• [Directions] Present everything from the start of the rows down to the line containing "text-line-08: раской маскируют" as a numbered list, leaving out any blank lines.

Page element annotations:

# # # #

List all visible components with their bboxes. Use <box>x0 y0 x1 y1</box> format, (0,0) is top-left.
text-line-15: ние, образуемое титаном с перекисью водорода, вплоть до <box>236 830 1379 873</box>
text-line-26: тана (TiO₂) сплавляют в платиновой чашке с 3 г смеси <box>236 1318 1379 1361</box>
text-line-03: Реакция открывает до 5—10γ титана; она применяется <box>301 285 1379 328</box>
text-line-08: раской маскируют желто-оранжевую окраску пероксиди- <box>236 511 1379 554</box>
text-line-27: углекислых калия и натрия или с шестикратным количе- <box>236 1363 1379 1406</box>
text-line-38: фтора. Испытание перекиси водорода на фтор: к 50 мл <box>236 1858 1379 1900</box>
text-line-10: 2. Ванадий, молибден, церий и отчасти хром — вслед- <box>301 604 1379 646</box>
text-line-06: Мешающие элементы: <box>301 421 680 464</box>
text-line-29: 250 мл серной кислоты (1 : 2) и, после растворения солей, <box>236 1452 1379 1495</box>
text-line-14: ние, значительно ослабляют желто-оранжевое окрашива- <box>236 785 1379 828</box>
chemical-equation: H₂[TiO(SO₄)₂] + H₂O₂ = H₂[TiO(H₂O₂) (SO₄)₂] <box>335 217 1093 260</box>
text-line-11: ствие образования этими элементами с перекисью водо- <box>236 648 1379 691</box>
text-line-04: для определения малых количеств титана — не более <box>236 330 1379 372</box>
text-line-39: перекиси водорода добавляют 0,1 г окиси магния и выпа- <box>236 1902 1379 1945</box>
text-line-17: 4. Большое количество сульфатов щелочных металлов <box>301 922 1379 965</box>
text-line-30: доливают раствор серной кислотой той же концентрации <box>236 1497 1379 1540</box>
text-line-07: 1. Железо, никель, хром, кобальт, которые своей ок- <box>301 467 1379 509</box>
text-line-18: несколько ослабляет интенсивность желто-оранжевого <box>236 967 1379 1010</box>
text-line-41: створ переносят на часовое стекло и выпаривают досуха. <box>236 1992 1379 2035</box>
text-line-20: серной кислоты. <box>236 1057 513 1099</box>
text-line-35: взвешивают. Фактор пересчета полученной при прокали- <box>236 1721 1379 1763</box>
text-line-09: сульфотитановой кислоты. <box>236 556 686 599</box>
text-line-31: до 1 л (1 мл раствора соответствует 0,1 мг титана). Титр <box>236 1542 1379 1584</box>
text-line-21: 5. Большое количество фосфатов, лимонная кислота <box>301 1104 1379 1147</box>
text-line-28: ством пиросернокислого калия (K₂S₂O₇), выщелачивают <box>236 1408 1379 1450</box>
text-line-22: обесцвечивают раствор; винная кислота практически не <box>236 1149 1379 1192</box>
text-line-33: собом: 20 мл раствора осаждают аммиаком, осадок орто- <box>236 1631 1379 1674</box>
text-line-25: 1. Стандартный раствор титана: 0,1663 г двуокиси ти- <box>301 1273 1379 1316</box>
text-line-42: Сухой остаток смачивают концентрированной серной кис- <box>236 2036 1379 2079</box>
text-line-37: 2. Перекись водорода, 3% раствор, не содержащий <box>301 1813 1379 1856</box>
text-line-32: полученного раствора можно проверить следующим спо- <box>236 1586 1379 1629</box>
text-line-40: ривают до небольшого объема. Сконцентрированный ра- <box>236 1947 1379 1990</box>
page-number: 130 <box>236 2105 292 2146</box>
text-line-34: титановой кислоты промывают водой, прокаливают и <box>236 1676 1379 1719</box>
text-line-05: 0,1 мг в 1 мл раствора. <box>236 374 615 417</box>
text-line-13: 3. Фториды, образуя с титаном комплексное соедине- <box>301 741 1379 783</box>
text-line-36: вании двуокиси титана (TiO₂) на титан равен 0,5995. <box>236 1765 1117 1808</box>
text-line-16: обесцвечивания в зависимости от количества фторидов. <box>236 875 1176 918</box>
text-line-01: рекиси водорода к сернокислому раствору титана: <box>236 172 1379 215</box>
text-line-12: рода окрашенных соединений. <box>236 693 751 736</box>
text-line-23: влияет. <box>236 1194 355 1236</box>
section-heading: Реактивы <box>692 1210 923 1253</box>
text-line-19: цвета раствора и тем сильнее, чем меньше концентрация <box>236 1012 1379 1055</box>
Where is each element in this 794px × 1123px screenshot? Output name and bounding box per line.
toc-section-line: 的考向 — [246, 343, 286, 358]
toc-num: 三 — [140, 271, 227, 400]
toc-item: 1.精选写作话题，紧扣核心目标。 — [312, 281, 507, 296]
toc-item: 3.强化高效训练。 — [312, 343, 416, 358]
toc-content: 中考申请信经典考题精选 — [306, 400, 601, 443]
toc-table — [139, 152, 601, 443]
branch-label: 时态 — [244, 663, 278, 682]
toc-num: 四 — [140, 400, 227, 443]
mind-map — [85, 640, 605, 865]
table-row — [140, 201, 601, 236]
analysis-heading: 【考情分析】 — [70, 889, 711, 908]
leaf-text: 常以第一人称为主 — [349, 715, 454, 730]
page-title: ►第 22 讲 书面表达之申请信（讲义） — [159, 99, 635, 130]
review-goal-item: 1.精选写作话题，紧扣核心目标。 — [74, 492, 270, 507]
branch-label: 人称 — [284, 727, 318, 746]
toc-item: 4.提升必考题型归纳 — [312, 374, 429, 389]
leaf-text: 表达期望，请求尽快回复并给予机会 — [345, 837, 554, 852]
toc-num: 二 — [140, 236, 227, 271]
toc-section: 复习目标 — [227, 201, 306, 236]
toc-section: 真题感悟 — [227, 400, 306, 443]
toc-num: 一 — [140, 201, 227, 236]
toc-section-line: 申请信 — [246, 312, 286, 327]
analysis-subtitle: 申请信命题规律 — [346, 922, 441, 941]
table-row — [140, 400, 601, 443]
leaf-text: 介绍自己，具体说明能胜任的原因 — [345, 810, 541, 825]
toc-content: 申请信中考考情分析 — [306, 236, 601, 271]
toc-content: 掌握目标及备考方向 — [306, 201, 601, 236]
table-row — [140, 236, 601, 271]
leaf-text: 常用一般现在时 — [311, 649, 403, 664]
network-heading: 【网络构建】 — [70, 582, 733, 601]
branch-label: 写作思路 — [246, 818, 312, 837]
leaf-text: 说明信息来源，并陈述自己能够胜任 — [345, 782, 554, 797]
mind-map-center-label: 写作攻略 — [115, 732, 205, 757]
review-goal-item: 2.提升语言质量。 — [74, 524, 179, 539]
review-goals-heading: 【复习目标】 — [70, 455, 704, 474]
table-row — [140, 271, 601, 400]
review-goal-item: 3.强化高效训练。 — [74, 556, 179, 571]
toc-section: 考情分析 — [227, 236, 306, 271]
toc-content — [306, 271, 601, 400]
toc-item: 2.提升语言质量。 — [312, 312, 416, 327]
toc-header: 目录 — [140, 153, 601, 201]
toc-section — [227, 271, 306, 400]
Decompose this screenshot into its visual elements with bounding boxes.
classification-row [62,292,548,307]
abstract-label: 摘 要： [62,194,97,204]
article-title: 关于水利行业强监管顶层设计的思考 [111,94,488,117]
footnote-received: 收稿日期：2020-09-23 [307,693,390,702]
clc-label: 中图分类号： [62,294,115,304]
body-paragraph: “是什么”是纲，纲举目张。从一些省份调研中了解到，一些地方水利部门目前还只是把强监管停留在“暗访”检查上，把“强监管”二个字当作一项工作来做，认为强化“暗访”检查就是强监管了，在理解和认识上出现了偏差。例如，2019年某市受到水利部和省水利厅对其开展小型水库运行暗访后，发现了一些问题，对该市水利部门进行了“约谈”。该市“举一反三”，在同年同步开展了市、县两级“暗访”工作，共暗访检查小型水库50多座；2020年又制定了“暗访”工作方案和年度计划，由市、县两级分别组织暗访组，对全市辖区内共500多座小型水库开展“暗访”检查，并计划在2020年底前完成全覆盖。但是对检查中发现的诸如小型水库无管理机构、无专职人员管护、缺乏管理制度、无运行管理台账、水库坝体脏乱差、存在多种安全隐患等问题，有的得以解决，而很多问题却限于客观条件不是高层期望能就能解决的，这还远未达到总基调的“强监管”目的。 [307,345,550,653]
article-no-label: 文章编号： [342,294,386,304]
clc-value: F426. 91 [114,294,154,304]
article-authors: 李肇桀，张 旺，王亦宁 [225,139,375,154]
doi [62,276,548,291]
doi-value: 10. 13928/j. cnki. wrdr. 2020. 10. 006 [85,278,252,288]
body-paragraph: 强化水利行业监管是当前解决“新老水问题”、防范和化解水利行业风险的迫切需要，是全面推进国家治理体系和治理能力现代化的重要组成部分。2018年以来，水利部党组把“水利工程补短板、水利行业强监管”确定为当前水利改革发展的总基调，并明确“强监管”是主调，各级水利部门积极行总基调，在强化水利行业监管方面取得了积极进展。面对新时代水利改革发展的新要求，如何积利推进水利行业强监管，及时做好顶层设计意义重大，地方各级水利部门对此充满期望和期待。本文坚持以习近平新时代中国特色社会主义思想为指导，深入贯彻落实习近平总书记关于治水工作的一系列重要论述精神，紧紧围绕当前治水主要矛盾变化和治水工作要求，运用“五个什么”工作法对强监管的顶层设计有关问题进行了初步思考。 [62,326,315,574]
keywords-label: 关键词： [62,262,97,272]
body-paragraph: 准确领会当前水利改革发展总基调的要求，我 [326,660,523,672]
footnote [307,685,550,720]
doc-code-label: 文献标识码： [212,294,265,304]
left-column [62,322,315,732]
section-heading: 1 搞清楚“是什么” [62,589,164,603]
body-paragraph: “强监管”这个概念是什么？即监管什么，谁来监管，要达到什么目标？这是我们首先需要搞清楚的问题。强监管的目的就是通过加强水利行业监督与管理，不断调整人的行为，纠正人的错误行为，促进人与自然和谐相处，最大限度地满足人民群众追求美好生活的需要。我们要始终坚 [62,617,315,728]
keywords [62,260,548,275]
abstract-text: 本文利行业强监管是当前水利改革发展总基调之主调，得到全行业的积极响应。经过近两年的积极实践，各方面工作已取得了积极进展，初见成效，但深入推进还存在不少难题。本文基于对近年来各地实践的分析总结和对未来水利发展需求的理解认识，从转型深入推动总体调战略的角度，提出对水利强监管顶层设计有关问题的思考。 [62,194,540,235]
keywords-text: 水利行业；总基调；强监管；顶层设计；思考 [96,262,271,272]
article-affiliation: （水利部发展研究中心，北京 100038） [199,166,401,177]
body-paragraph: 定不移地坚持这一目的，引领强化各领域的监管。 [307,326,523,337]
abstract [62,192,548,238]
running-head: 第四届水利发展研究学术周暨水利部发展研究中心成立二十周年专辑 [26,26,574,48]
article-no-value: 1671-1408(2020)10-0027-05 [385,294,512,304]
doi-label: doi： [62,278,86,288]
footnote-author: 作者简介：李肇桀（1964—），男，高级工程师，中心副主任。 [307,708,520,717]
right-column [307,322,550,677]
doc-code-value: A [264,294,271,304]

# # # #

• [Task result]
1. List all visible components with their bboxes. Use <box>x0 y0 x1 y1</box> format, (0,0) is top-left.
2. text-line-15: ние, образуемое титаном с перекисью водорода, вплоть до <box>236 830 1379 873</box>
3. text-line-26: тана (TiO₂) сплавляют в платиновой чашке с 3 г смеси <box>236 1318 1379 1361</box>
4. text-line-03: Реакция открывает до 5—10γ титана; она применяется <box>301 285 1379 328</box>
5. text-line-08: раской маскируют желто-оранжевую окраску пероксиди- <box>236 511 1379 554</box>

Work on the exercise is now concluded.